SUPPLIED ENTRIES:
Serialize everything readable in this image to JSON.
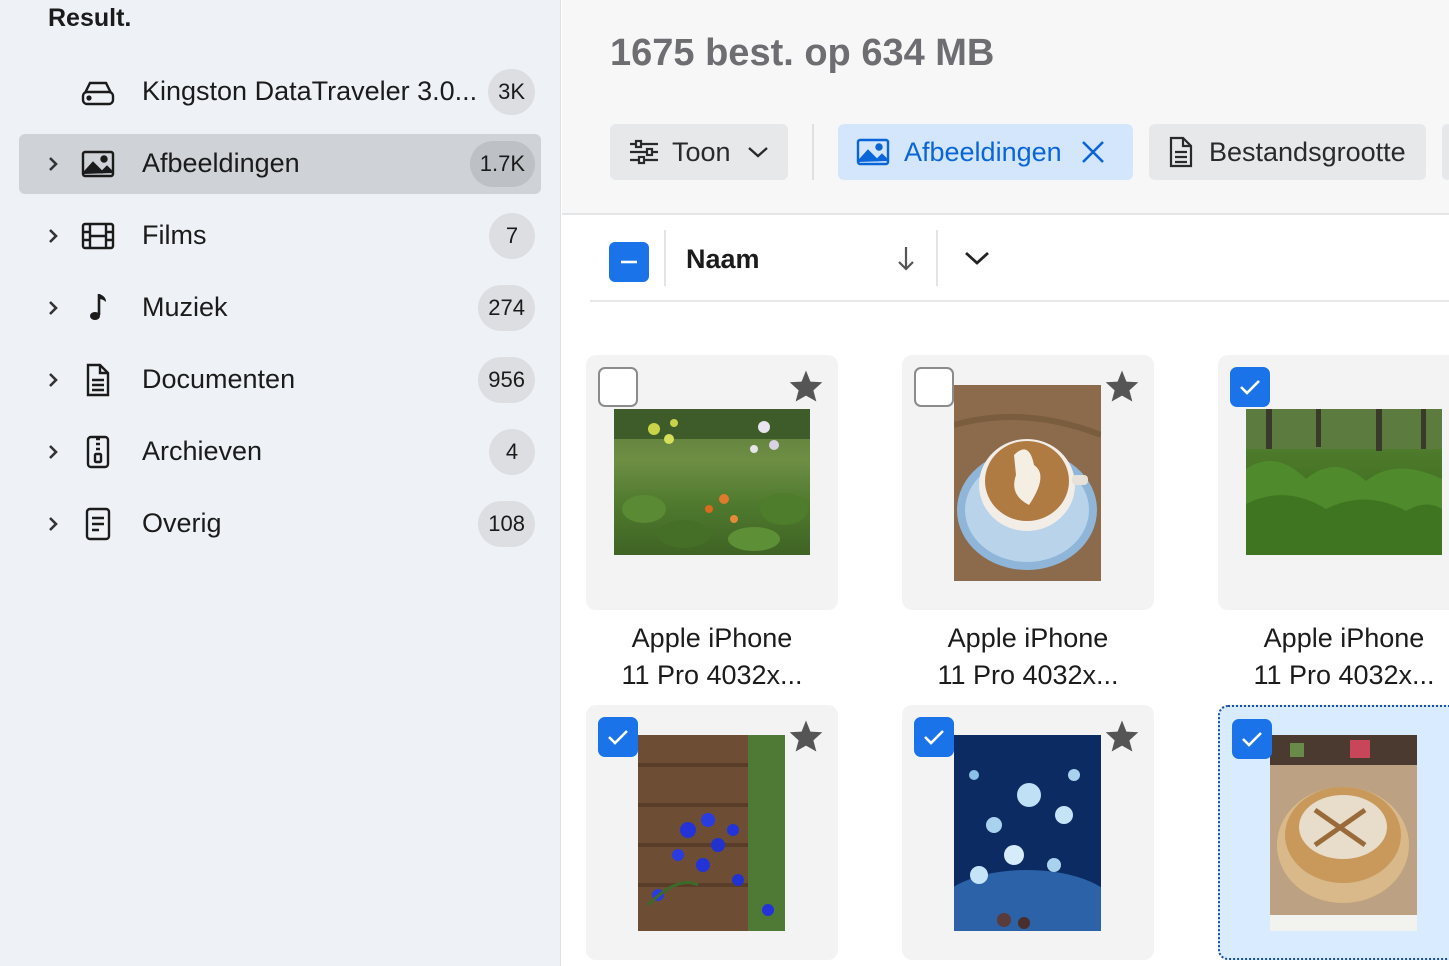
{
  "sidebar": {
    "title": "Result.",
    "items": [
      {
        "label": "Kingston DataTraveler 3.0...",
        "count": "3K",
        "icon": "drive-icon",
        "expandable": false,
        "selected": false
      },
      {
        "label": "Afbeeldingen",
        "count": "1.7K",
        "icon": "image-icon",
        "expandable": true,
        "selected": true
      },
      {
        "label": "Films",
        "count": "7",
        "icon": "film-icon",
        "expandable": true,
        "selected": false
      },
      {
        "label": "Muziek",
        "count": "274",
        "icon": "music-note-icon",
        "expandable": true,
        "selected": false
      },
      {
        "label": "Documenten",
        "count": "956",
        "icon": "document-icon",
        "expandable": true,
        "selected": false
      },
      {
        "label": "Archieven",
        "count": "4",
        "icon": "archive-icon",
        "expandable": true,
        "selected": false
      },
      {
        "label": "Overig",
        "count": "108",
        "icon": "other-file-icon",
        "expandable": true,
        "selected": false
      }
    ]
  },
  "header": {
    "summary": "1675 best. op 634 MB"
  },
  "filters": {
    "view_label": "Toon",
    "type_chip_label": "Afbeeldingen",
    "size_chip_label": "Bestandsgrootte"
  },
  "sort": {
    "label": "Naam",
    "direction": "descending"
  },
  "files": [
    {
      "line1": "Apple iPhone",
      "line2": "11 Pro 4032x...",
      "checked": false,
      "focused": false
    },
    {
      "line1": "Apple iPhone",
      "line2": "11 Pro 4032x...",
      "checked": false,
      "focused": false
    },
    {
      "line1": "Apple iPhone",
      "line2": "11 Pro 4032x...",
      "checked": true,
      "focused": false
    },
    {
      "line1": "",
      "line2": "",
      "checked": true,
      "focused": false
    },
    {
      "line1": "",
      "line2": "",
      "checked": true,
      "focused": false
    },
    {
      "line1": "",
      "line2": "",
      "checked": true,
      "focused": true
    }
  ],
  "colors": {
    "accent": "#1a73e8",
    "sidebar_bg": "#eef1f6",
    "selected_row": "#cfd2d6",
    "active_chip_bg": "#d3e6fb"
  }
}
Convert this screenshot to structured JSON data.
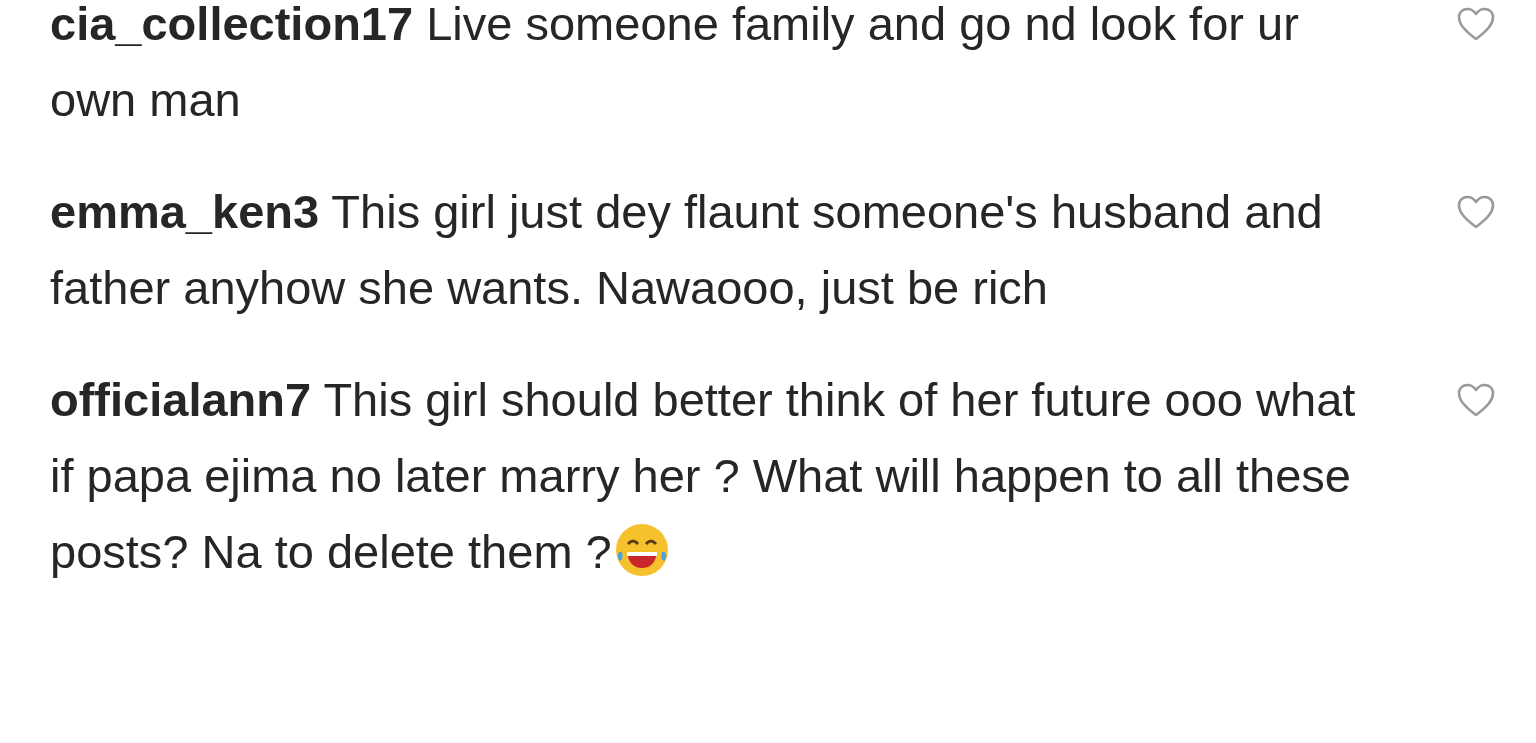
{
  "comments": [
    {
      "username": "cia_collection17",
      "text": "Live someone family and go nd look for ur own man",
      "liked": false
    },
    {
      "username": "emma_ken3",
      "text": "This girl just dey flaunt someone's husband and father anyhow she wants. Nawaooo, just be rich",
      "liked": false
    },
    {
      "username": "officialann7",
      "text": "This girl should better think of her future ooo what if papa ejima no later marry her ? What will happen to all these posts? Na to delete them ?",
      "liked": false
    }
  ]
}
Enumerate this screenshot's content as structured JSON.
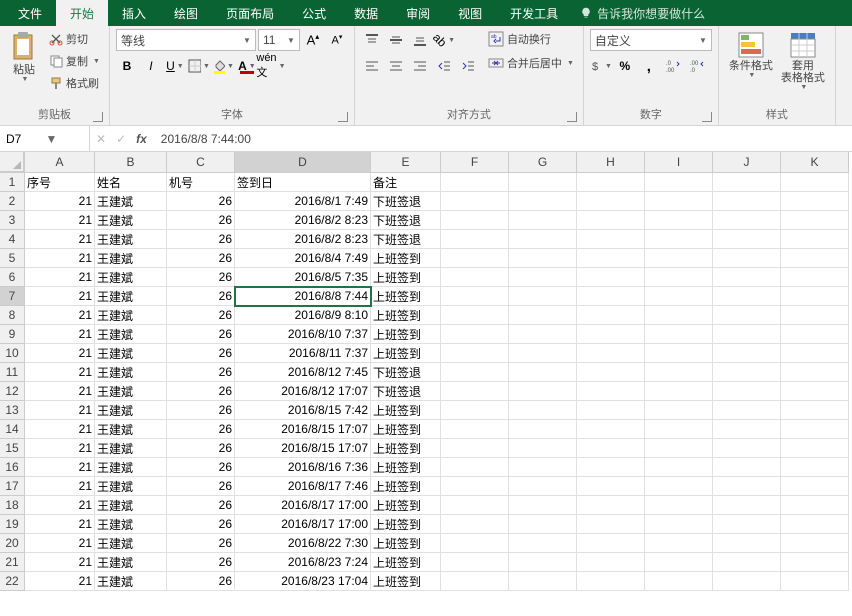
{
  "tabs": {
    "file": "文件",
    "home": "开始",
    "insert": "插入",
    "draw": "绘图",
    "layout": "页面布局",
    "formulas": "公式",
    "data": "数据",
    "review": "审阅",
    "view": "视图",
    "dev": "开发工具",
    "tellme": "告诉我你想要做什么"
  },
  "ribbon": {
    "clipboard": {
      "paste": "粘贴",
      "cut": "剪切",
      "copy": "复制",
      "painter": "格式刷",
      "label": "剪贴板"
    },
    "font": {
      "name": "等线",
      "size": "11",
      "label": "字体",
      "bold": "B",
      "italic": "I",
      "underline": "U"
    },
    "align": {
      "wrap": "自动换行",
      "merge": "合并后居中",
      "label": "对齐方式"
    },
    "number": {
      "format": "自定义",
      "label": "数字"
    },
    "styles": {
      "cond": "条件格式",
      "table": "套用\n表格格式",
      "label": "样式"
    }
  },
  "namebox": "D7",
  "formula": "2016/8/8  7:44:00",
  "cols": [
    "A",
    "B",
    "C",
    "D",
    "E",
    "F",
    "G",
    "H",
    "I",
    "J",
    "K"
  ],
  "headerRow": [
    "序号",
    "姓名",
    "机号",
    "签到日",
    "备注"
  ],
  "rows": [
    [
      "21",
      "王建斌",
      "26",
      "2016/8/1 7:49",
      "下班签退"
    ],
    [
      "21",
      "王建斌",
      "26",
      "2016/8/2 8:23",
      "下班签退"
    ],
    [
      "21",
      "王建斌",
      "26",
      "2016/8/2 8:23",
      "下班签退"
    ],
    [
      "21",
      "王建斌",
      "26",
      "2016/8/4 7:49",
      "上班签到"
    ],
    [
      "21",
      "王建斌",
      "26",
      "2016/8/5 7:35",
      "上班签到"
    ],
    [
      "21",
      "王建斌",
      "26",
      "2016/8/8 7:44",
      "上班签到"
    ],
    [
      "21",
      "王建斌",
      "26",
      "2016/8/9 8:10",
      "上班签到"
    ],
    [
      "21",
      "王建斌",
      "26",
      "2016/8/10 7:37",
      "上班签到"
    ],
    [
      "21",
      "王建斌",
      "26",
      "2016/8/11 7:37",
      "上班签到"
    ],
    [
      "21",
      "王建斌",
      "26",
      "2016/8/12 7:45",
      "下班签退"
    ],
    [
      "21",
      "王建斌",
      "26",
      "2016/8/12 17:07",
      "下班签退"
    ],
    [
      "21",
      "王建斌",
      "26",
      "2016/8/15 7:42",
      "上班签到"
    ],
    [
      "21",
      "王建斌",
      "26",
      "2016/8/15 17:07",
      "上班签到"
    ],
    [
      "21",
      "王建斌",
      "26",
      "2016/8/15 17:07",
      "上班签到"
    ],
    [
      "21",
      "王建斌",
      "26",
      "2016/8/16 7:36",
      "上班签到"
    ],
    [
      "21",
      "王建斌",
      "26",
      "2016/8/17 7:46",
      "上班签到"
    ],
    [
      "21",
      "王建斌",
      "26",
      "2016/8/17 17:00",
      "上班签到"
    ],
    [
      "21",
      "王建斌",
      "26",
      "2016/8/17 17:00",
      "上班签到"
    ],
    [
      "21",
      "王建斌",
      "26",
      "2016/8/22 7:30",
      "上班签到"
    ],
    [
      "21",
      "王建斌",
      "26",
      "2016/8/23 7:24",
      "上班签到"
    ],
    [
      "21",
      "王建斌",
      "26",
      "2016/8/23 17:04",
      "上班签到"
    ]
  ],
  "activeRow": 7,
  "activeCol": "D"
}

REQUIREMENTS:
Excluding the pictures, restate the records above word for word.

ANSWER FOR THIS EXERCISE:
Serialize everything readable in this image to JSON.
{
  "sidebar": {
    "title": "Result.",
    "items": [
      {
        "label": "Kingston DataTraveler 3.0...",
        "count": "3K",
        "icon": "drive-icon",
        "expandable": false,
        "selected": false
      },
      {
        "label": "Afbeeldingen",
        "count": "1.7K",
        "icon": "image-icon",
        "expandable": true,
        "selected": true
      },
      {
        "label": "Films",
        "count": "7",
        "icon": "film-icon",
        "expandable": true,
        "selected": false
      },
      {
        "label": "Muziek",
        "count": "274",
        "icon": "music-note-icon",
        "expandable": true,
        "selected": false
      },
      {
        "label": "Documenten",
        "count": "956",
        "icon": "document-icon",
        "expandable": true,
        "selected": false
      },
      {
        "label": "Archieven",
        "count": "4",
        "icon": "archive-icon",
        "expandable": true,
        "selected": false
      },
      {
        "label": "Overig",
        "count": "108",
        "icon": "other-file-icon",
        "expandable": true,
        "selected": false
      }
    ]
  },
  "header": {
    "summary": "1675 best. op 634 MB"
  },
  "filters": {
    "view_label": "Toon",
    "type_chip_label": "Afbeeldingen",
    "size_chip_label": "Bestandsgrootte"
  },
  "sort": {
    "label": "Naam",
    "direction": "descending"
  },
  "files": [
    {
      "line1": "Apple iPhone",
      "line2": "11 Pro 4032x...",
      "checked": false,
      "focused": false
    },
    {
      "line1": "Apple iPhone",
      "line2": "11 Pro 4032x...",
      "checked": false,
      "focused": false
    },
    {
      "line1": "Apple iPhone",
      "line2": "11 Pro 4032x...",
      "checked": true,
      "focused": false
    },
    {
      "line1": "",
      "line2": "",
      "checked": true,
      "focused": false
    },
    {
      "line1": "",
      "line2": "",
      "checked": true,
      "focused": false
    },
    {
      "line1": "",
      "line2": "",
      "checked": true,
      "focused": true
    }
  ],
  "colors": {
    "accent": "#1a73e8",
    "sidebar_bg": "#eef1f6",
    "selected_row": "#cfd2d6",
    "active_chip_bg": "#d3e6fb"
  }
}
Convert this screenshot to structured JSON data.
{
  "comments": [
    {
      "username": "cia_collection17",
      "text": "Live someone family and go nd look for ur own man",
      "liked": false
    },
    {
      "username": "emma_ken3",
      "text": "This girl just dey flaunt someone's husband and father anyhow she wants. Nawaooo, just be rich",
      "liked": false
    },
    {
      "username": "officialann7",
      "text": "This girl should better think of her future ooo what if papa ejima no later marry her ? What will happen to all these posts? Na to delete them ?",
      "liked": false
    }
  ]
}
Enumerate this screenshot's content as structured JSON.
{
  "tabs": {
    "file": "文件",
    "home": "开始",
    "insert": "插入",
    "draw": "绘图",
    "layout": "页面布局",
    "formulas": "公式",
    "data": "数据",
    "review": "审阅",
    "view": "视图",
    "dev": "开发工具",
    "tellme": "告诉我你想要做什么"
  },
  "ribbon": {
    "clipboard": {
      "paste": "粘贴",
      "cut": "剪切",
      "copy": "复制",
      "painter": "格式刷",
      "label": "剪贴板"
    },
    "font": {
      "name": "等线",
      "size": "11",
      "label": "字体",
      "bold": "B",
      "italic": "I",
      "underline": "U"
    },
    "align": {
      "wrap": "自动换行",
      "merge": "合并后居中",
      "label": "对齐方式"
    },
    "number": {
      "format": "自定义",
      "label": "数字"
    },
    "styles": {
      "cond": "条件格式",
      "table": "套用\n表格格式",
      "label": "样式"
    }
  },
  "namebox": "D7",
  "formula": "2016/8/8  7:44:00",
  "cols": [
    "A",
    "B",
    "C",
    "D",
    "E",
    "F",
    "G",
    "H",
    "I",
    "J",
    "K"
  ],
  "headerRow": [
    "序号",
    "姓名",
    "机号",
    "签到日",
    "备注"
  ],
  "rows": [
    [
      "21",
      "王建斌",
      "26",
      "2016/8/1 7:49",
      "下班签退"
    ],
    [
      "21",
      "王建斌",
      "26",
      "2016/8/2 8:23",
      "下班签退"
    ],
    [
      "21",
      "王建斌",
      "26",
      "2016/8/2 8:23",
      "下班签退"
    ],
    [
      "21",
      "王建斌",
      "26",
      "2016/8/4 7:49",
      "上班签到"
    ],
    [
      "21",
      "王建斌",
      "26",
      "2016/8/5 7:35",
      "上班签到"
    ],
    [
      "21",
      "王建斌",
      "26",
      "2016/8/8 7:44",
      "上班签到"
    ],
    [
      "21",
      "王建斌",
      "26",
      "2016/8/9 8:10",
      "上班签到"
    ],
    [
      "21",
      "王建斌",
      "26",
      "2016/8/10 7:37",
      "上班签到"
    ],
    [
      "21",
      "王建斌",
      "26",
      "2016/8/11 7:37",
      "上班签到"
    ],
    [
      "21",
      "王建斌",
      "26",
      "2016/8/12 7:45",
      "下班签退"
    ],
    [
      "21",
      "王建斌",
      "26",
      "2016/8/12 17:07",
      "下班签退"
    ],
    [
      "21",
      "王建斌",
      "26",
      "2016/8/15 7:42",
      "上班签到"
    ],
    [
      "21",
      "王建斌",
      "26",
      "2016/8/15 17:07",
      "上班签到"
    ],
    [
      "21",
      "王建斌",
      "26",
      "2016/8/15 17:07",
      "上班签到"
    ],
    [
      "21",
      "王建斌",
      "26",
      "2016/8/16 7:36",
      "上班签到"
    ],
    [
      "21",
      "王建斌",
      "26",
      "2016/8/17 7:46",
      "上班签到"
    ],
    [
      "21",
      "王建斌",
      "26",
      "2016/8/17 17:00",
      "上班签到"
    ],
    [
      "21",
      "王建斌",
      "26",
      "2016/8/17 17:00",
      "上班签到"
    ],
    [
      "21",
      "王建斌",
      "26",
      "2016/8/22 7:30",
      "上班签到"
    ],
    [
      "21",
      "王建斌",
      "26",
      "2016/8/23 7:24",
      "上班签到"
    ],
    [
      "21",
      "王建斌",
      "26",
      "2016/8/23 17:04",
      "上班签到"
    ]
  ],
  "activeRow": 7,
  "activeCol": "D"
}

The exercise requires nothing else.